**EXERCISE INSTRUCTIONS:**
Reply only with how many lines in these entries hold the string "letter".

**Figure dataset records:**
· · ·
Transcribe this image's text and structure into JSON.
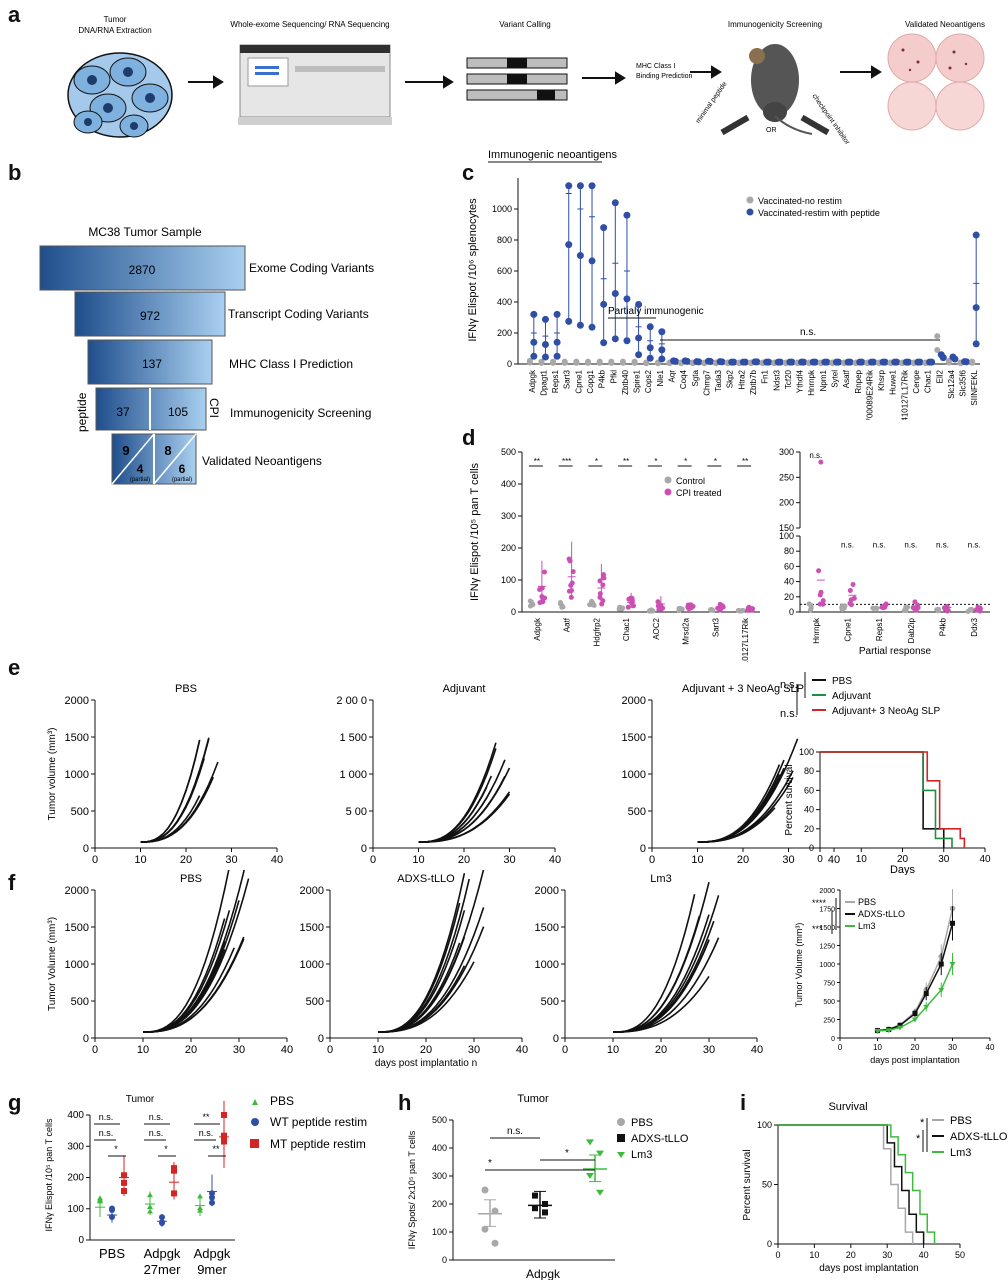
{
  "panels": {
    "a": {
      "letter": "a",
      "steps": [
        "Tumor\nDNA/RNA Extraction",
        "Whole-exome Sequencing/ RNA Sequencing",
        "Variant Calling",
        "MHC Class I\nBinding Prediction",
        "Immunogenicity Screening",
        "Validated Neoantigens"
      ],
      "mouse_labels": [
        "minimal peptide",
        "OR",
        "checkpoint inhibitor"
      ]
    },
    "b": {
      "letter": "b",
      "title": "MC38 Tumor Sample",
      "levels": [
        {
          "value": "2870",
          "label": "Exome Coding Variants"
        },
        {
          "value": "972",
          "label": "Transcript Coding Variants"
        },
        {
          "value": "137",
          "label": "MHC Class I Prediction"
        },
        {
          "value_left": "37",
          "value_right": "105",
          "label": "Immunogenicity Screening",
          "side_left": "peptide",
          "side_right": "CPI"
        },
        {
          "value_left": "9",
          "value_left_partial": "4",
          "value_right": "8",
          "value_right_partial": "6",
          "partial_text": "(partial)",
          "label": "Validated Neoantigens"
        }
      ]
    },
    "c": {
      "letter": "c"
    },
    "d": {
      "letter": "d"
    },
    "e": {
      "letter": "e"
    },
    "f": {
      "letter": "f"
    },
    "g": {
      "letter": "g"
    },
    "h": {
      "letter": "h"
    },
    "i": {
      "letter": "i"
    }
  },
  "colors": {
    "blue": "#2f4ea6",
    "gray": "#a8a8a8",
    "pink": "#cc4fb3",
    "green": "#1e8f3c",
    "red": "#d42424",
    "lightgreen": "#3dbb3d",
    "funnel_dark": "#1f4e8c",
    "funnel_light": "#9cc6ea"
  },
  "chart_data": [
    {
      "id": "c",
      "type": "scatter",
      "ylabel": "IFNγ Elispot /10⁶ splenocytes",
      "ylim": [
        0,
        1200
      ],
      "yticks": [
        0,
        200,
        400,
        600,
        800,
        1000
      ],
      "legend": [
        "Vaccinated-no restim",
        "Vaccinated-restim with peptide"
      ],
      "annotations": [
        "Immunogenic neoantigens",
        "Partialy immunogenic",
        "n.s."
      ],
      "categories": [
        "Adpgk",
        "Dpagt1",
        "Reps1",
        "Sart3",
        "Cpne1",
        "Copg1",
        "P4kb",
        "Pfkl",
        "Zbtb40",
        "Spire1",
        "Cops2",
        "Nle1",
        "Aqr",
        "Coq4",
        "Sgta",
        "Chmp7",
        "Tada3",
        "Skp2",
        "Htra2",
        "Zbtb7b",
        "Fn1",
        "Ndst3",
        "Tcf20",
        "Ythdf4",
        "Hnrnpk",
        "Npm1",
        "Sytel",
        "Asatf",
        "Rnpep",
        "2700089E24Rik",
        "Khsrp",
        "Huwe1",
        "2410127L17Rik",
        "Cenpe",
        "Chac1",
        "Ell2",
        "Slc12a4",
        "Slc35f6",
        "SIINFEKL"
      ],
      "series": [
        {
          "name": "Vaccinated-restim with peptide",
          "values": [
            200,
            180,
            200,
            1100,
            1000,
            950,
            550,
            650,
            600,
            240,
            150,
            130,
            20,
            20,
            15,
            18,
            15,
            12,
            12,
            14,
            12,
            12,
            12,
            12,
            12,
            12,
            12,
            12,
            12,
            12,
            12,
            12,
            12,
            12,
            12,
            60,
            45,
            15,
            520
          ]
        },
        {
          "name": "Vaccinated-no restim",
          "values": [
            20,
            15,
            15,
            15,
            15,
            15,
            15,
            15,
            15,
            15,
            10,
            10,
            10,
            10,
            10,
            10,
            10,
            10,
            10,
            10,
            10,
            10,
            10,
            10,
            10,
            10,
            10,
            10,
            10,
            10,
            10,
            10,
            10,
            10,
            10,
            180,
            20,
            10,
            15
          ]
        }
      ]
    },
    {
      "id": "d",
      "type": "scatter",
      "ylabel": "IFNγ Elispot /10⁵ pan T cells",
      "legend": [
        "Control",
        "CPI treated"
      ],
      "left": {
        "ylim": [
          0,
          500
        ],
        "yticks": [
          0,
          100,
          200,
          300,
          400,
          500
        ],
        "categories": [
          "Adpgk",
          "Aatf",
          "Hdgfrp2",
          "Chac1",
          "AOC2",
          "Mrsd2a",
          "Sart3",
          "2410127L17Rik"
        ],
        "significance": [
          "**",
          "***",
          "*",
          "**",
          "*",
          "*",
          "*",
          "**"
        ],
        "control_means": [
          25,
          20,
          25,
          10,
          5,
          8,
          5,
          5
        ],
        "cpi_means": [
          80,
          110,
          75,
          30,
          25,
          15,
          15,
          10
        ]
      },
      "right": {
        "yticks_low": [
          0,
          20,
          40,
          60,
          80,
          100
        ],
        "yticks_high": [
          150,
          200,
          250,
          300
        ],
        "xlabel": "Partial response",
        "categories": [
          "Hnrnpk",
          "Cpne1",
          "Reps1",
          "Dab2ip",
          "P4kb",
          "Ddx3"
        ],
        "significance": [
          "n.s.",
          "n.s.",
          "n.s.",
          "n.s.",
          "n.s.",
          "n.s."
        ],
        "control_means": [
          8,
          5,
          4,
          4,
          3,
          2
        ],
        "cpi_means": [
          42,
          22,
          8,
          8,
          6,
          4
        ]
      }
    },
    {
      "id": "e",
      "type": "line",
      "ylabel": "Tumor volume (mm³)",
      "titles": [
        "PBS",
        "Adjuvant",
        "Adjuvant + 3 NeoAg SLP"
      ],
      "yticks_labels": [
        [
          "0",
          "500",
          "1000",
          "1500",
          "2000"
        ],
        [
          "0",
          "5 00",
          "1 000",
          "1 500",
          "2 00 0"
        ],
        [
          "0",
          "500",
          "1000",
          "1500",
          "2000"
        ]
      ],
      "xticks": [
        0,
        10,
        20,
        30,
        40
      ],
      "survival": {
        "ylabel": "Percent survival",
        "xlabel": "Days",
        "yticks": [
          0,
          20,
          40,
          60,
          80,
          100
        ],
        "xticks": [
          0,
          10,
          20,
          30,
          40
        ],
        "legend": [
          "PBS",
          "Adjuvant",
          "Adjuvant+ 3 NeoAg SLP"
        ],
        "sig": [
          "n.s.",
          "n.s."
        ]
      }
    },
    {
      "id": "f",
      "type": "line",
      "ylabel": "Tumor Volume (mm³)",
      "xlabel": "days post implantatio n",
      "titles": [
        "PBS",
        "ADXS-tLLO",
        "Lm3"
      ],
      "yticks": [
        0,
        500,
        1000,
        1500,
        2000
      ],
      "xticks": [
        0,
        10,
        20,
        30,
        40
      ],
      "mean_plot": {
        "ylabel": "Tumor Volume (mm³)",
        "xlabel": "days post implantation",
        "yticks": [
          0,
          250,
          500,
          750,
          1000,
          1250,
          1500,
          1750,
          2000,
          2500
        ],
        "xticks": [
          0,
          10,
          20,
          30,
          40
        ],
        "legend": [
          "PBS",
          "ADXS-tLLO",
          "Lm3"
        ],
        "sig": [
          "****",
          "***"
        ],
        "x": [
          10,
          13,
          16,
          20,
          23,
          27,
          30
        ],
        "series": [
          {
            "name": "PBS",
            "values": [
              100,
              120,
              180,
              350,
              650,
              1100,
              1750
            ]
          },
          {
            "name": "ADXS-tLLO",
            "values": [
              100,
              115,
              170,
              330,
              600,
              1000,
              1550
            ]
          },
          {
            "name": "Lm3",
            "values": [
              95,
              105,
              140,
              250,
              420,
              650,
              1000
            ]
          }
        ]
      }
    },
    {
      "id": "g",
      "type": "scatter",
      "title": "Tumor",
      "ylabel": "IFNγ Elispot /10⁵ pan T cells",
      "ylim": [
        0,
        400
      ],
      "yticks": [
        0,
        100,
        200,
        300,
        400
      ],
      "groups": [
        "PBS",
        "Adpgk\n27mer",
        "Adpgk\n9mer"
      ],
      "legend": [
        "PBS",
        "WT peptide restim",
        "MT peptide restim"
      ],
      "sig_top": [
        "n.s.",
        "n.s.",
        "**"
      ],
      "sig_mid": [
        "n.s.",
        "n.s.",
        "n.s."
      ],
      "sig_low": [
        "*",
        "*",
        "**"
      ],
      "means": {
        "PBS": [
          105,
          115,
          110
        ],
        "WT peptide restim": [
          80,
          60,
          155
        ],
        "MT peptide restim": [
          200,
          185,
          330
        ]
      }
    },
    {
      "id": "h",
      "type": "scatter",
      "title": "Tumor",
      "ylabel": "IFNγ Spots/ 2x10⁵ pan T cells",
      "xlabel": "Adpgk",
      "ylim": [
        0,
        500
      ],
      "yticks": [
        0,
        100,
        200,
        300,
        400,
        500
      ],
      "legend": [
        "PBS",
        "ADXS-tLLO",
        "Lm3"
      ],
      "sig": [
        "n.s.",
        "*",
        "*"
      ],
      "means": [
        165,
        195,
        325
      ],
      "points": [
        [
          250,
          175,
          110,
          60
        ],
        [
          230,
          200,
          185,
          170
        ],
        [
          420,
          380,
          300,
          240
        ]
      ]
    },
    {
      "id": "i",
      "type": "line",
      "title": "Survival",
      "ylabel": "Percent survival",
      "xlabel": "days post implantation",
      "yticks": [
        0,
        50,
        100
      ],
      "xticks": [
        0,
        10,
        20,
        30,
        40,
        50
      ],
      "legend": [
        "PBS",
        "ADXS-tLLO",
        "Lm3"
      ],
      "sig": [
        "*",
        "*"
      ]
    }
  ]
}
· · ·
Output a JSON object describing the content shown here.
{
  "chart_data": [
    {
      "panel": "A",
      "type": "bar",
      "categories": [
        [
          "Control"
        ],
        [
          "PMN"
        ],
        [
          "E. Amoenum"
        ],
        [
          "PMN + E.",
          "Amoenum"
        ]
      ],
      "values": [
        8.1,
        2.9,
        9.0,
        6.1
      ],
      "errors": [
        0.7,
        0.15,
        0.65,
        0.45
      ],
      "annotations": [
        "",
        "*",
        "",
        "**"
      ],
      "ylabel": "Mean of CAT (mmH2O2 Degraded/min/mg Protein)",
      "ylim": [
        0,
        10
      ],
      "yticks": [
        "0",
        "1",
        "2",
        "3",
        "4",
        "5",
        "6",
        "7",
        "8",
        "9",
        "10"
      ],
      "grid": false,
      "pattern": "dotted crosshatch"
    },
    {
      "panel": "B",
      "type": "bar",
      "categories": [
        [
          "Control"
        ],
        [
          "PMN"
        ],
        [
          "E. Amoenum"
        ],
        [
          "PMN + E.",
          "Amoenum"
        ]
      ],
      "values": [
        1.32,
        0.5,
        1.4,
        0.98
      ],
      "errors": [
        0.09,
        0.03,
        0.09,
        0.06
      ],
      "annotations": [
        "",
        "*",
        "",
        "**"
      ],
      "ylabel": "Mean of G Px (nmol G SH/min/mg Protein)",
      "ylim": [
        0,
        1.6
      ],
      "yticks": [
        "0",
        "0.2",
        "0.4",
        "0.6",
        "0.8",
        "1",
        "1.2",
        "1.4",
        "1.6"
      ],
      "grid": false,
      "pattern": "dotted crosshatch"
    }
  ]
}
· · ·
**TASK SOLUTION:**
9